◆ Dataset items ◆
- - - - -
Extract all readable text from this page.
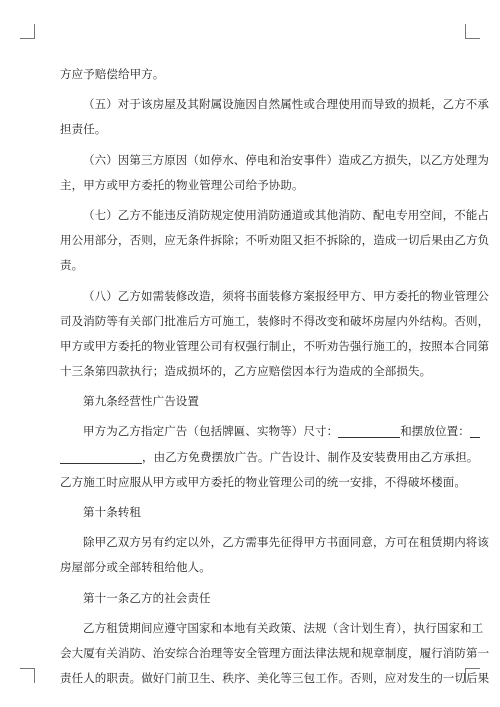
方应予赔偿给甲方。
（五）对于该房屋及其附属设施因自然属性或合理使用而导致的损耗，乙方不承
担责任。
（六）因第三方原因（如停水、停电和治安事件）造成乙方损失，以乙方处理为
主，甲方或甲方委托的物业管理公司给予协助。
（七）乙方不能违反消防规定使用消防通道或其他消防、配电专用空间，不能占
用公用部分，否则，应无条件拆除；不听劝阻又拒不拆除的，造成一切后果由乙方负
责。
（八）乙方如需装修改造，须将书面装修方案报经甲方、甲方委托的物业管理公
司及消防等有关部门批准后方可施工，装修时不得改变和破坏房屋内外结构。否则，
甲方或甲方委托的物业管理公司有权强行制止，不听劝告强行施工的，按照本合同第
十三条第四款执行；造成损坏的，乙方应赔偿因本行为造成的全部损失。
第九条经营性广告设置
甲方为乙方指定广告（包括牌匾、实物等）尺寸：	和摆放位置：
，由乙方免费摆放广告。广告设计、制作及安装费用由乙方承担。
乙方施工时应服从甲方或甲方委托的物业管理公司的统一安排，不得破坏楼面。
第十条转租
除甲乙双方另有约定以外，乙方需事先征得甲方书面同意，方可在租赁期内将该
房屋部分或全部转租给他人。
第十一条乙方的社会责任
乙方租赁期间应遵守国家和本地有关政策、法规（含计划生育），执行国家和工
会大厦有关消防、治安综合治理等安全管理方面法律法规和规章制度，履行消防第一
责任人的职责。做好门前卫生、秩序、美化等三包工作。否则，应对发生的一切后果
- - - - -
◆ WRITTEN TASK ◆
All the lines above are to be reproduced exactly, except the pictures.

◆ FINAL ANSWER ◆
Extract all readable text from this page.
方应予赔偿给甲方。
（五）对于该房屋及其附属设施因自然属性或合理使用而导致的损耗，乙方不承
担责任。
（六）因第三方原因（如停水、停电和治安事件）造成乙方损失，以乙方处理为
主，甲方或甲方委托的物业管理公司给予协助。
（七）乙方不能违反消防规定使用消防通道或其他消防、配电专用空间，不能占
用公用部分，否则，应无条件拆除；不听劝阻又拒不拆除的，造成一切后果由乙方负
责。
（八）乙方如需装修改造，须将书面装修方案报经甲方、甲方委托的物业管理公
司及消防等有关部门批准后方可施工，装修时不得改变和破坏房屋内外结构。否则，
甲方或甲方委托的物业管理公司有权强行制止，不听劝告强行施工的，按照本合同第
十三条第四款执行；造成损坏的，乙方应赔偿因本行为造成的全部损失。
第九条经营性广告设置
甲方为乙方指定广告（包括牌匾、实物等）尺寸：	和摆放位置：
，由乙方免费摆放广告。广告设计、制作及安装费用由乙方承担。
乙方施工时应服从甲方或甲方委托的物业管理公司的统一安排，不得破坏楼面。
第十条转租
除甲乙双方另有约定以外，乙方需事先征得甲方书面同意，方可在租赁期内将该
房屋部分或全部转租给他人。
第十一条乙方的社会责任
乙方租赁期间应遵守国家和本地有关政策、法规（含计划生育），执行国家和工
会大厦有关消防、治安综合治理等安全管理方面法律法规和规章制度，履行消防第一
责任人的职责。做好门前卫生、秩序、美化等三包工作。否则，应对发生的一切后果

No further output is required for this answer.